§ **Problem to solve**: Below are the records. Gather each line that holds "Carla".
>> Begin
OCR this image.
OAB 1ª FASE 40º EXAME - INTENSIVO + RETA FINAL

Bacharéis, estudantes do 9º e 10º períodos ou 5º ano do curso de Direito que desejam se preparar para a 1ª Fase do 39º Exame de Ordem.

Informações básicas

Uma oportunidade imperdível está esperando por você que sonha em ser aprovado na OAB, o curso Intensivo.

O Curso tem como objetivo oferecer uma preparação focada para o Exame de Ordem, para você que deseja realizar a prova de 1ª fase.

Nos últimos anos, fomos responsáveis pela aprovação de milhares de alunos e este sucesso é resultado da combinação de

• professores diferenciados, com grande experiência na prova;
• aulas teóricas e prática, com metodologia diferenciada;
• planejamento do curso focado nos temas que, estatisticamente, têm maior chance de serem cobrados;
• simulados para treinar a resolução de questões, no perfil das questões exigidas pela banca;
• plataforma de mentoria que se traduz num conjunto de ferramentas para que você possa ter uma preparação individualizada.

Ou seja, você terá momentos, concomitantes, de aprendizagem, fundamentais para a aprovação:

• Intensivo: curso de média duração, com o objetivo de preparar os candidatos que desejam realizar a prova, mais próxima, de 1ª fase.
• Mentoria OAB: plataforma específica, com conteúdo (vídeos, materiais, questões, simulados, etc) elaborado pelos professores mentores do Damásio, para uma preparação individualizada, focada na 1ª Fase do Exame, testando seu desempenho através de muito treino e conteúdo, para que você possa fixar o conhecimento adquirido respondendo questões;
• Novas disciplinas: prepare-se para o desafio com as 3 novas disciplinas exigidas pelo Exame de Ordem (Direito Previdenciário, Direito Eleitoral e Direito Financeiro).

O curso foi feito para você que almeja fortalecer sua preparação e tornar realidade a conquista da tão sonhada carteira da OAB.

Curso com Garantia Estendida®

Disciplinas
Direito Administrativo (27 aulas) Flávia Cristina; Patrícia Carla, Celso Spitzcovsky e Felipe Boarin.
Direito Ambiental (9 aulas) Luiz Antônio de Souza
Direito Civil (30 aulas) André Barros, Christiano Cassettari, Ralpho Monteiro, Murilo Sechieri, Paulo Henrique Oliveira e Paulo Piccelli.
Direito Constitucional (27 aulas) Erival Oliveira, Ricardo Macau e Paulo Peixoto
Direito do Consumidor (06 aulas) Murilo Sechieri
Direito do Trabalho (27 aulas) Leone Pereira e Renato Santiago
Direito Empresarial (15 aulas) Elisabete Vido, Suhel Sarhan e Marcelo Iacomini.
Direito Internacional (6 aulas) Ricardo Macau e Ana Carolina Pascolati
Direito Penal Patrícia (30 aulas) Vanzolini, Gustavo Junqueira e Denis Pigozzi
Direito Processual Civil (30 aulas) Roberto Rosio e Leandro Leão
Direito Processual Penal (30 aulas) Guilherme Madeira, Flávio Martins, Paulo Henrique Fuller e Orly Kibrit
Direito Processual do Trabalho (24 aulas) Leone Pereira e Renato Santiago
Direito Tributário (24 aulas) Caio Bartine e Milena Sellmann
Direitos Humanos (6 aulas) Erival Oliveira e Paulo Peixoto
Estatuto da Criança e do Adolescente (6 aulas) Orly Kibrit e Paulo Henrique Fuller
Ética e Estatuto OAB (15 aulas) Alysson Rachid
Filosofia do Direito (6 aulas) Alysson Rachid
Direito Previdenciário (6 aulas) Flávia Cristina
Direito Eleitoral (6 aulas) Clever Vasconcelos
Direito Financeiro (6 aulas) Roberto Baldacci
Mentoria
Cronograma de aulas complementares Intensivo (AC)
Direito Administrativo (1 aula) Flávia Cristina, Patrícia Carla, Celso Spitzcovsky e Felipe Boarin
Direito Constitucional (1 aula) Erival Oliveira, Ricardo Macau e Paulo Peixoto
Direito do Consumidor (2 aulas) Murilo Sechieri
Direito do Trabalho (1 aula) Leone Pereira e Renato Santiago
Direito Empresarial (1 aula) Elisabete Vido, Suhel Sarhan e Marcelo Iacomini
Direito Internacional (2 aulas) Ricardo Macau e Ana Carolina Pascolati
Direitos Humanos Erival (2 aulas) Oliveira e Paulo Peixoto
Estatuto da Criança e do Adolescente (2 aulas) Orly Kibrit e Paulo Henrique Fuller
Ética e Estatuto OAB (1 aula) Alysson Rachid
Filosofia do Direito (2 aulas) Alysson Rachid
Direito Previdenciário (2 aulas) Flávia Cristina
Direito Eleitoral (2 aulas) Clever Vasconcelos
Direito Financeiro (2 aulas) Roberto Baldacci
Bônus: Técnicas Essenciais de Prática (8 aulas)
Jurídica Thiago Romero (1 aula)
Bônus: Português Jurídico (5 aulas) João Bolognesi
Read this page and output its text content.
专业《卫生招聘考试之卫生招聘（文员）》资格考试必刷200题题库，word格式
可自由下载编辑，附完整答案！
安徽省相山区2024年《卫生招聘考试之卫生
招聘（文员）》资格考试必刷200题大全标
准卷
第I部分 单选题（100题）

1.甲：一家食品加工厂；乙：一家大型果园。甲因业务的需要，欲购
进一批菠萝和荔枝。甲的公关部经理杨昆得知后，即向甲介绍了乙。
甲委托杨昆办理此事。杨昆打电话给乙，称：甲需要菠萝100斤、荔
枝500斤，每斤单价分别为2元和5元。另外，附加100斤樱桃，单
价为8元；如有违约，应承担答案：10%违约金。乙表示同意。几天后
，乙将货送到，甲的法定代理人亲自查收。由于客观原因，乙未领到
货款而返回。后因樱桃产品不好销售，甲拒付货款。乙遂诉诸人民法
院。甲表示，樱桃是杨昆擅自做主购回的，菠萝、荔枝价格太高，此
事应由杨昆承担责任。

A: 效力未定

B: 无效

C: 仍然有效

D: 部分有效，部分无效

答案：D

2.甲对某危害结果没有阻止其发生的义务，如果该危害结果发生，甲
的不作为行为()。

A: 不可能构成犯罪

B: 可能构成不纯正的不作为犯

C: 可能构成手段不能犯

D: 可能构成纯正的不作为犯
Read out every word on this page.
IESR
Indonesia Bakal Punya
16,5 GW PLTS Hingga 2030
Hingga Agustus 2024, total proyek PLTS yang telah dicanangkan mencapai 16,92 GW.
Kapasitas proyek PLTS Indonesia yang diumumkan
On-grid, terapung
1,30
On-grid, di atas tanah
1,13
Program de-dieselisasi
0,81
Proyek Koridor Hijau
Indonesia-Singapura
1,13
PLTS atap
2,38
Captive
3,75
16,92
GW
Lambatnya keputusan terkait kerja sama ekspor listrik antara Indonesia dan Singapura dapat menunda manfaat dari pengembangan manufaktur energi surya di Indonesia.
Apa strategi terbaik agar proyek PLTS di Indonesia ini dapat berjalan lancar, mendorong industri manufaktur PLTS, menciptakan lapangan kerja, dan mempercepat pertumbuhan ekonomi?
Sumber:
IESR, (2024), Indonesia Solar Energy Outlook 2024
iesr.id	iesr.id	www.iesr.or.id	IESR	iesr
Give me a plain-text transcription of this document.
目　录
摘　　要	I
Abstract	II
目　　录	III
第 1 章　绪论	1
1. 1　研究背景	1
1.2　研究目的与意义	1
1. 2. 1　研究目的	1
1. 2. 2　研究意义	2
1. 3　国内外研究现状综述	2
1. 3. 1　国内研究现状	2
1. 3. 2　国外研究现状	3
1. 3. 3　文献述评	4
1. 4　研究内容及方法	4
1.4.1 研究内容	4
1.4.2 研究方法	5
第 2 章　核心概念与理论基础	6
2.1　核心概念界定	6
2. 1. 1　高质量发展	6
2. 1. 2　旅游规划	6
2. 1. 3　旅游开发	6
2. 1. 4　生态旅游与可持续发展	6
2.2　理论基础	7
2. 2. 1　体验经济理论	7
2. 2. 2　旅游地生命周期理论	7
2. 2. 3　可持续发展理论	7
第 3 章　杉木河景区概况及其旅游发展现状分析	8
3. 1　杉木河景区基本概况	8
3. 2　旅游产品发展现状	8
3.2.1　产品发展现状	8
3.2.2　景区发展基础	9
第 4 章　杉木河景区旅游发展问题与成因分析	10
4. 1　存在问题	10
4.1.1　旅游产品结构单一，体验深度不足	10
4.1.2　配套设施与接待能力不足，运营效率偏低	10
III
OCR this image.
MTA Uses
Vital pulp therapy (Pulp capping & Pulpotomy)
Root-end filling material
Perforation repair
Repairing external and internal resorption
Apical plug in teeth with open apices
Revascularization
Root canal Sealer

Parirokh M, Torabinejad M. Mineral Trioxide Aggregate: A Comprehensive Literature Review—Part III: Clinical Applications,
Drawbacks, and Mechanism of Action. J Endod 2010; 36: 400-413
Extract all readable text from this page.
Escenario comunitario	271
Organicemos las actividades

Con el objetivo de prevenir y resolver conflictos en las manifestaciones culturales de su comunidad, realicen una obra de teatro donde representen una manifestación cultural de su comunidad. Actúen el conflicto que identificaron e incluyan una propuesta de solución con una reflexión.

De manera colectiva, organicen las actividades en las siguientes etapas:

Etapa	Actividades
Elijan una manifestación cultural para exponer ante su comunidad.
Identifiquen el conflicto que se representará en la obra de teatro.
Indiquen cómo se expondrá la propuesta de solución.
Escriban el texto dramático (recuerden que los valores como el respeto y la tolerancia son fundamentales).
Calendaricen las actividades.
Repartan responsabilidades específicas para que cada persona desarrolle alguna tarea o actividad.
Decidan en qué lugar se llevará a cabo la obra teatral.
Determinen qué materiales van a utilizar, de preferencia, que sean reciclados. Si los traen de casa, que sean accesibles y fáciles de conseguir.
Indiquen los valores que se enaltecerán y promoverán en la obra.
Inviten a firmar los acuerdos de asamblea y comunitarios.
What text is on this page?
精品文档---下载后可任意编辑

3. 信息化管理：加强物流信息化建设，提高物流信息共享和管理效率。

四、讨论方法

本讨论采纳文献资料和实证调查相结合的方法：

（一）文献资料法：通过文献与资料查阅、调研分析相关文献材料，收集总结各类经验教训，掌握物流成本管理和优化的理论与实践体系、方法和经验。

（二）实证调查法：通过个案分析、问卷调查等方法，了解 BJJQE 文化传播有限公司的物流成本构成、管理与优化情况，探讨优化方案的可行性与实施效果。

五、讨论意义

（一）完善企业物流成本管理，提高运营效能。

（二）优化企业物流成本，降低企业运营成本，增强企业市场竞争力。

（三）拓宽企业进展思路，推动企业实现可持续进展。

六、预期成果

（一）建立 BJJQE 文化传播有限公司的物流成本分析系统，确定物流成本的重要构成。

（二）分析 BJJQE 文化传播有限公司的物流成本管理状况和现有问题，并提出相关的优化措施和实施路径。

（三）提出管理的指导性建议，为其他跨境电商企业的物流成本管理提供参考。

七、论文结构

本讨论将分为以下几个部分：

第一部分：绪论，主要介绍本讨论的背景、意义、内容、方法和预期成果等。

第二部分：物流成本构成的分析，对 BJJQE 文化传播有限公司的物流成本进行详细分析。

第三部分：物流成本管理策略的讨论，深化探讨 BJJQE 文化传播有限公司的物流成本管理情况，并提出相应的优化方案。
>> End
§ **Complete response**:
Direito Administrativo (27 aulas) Flávia Cristina; Patrícia Carla, Celso Spitzcovsky e Felipe Boarin.
Direito Administrativo (1 aula) Flávia Cristina, Patrícia Carla, Celso Spitzcovsky e Felipe Boarin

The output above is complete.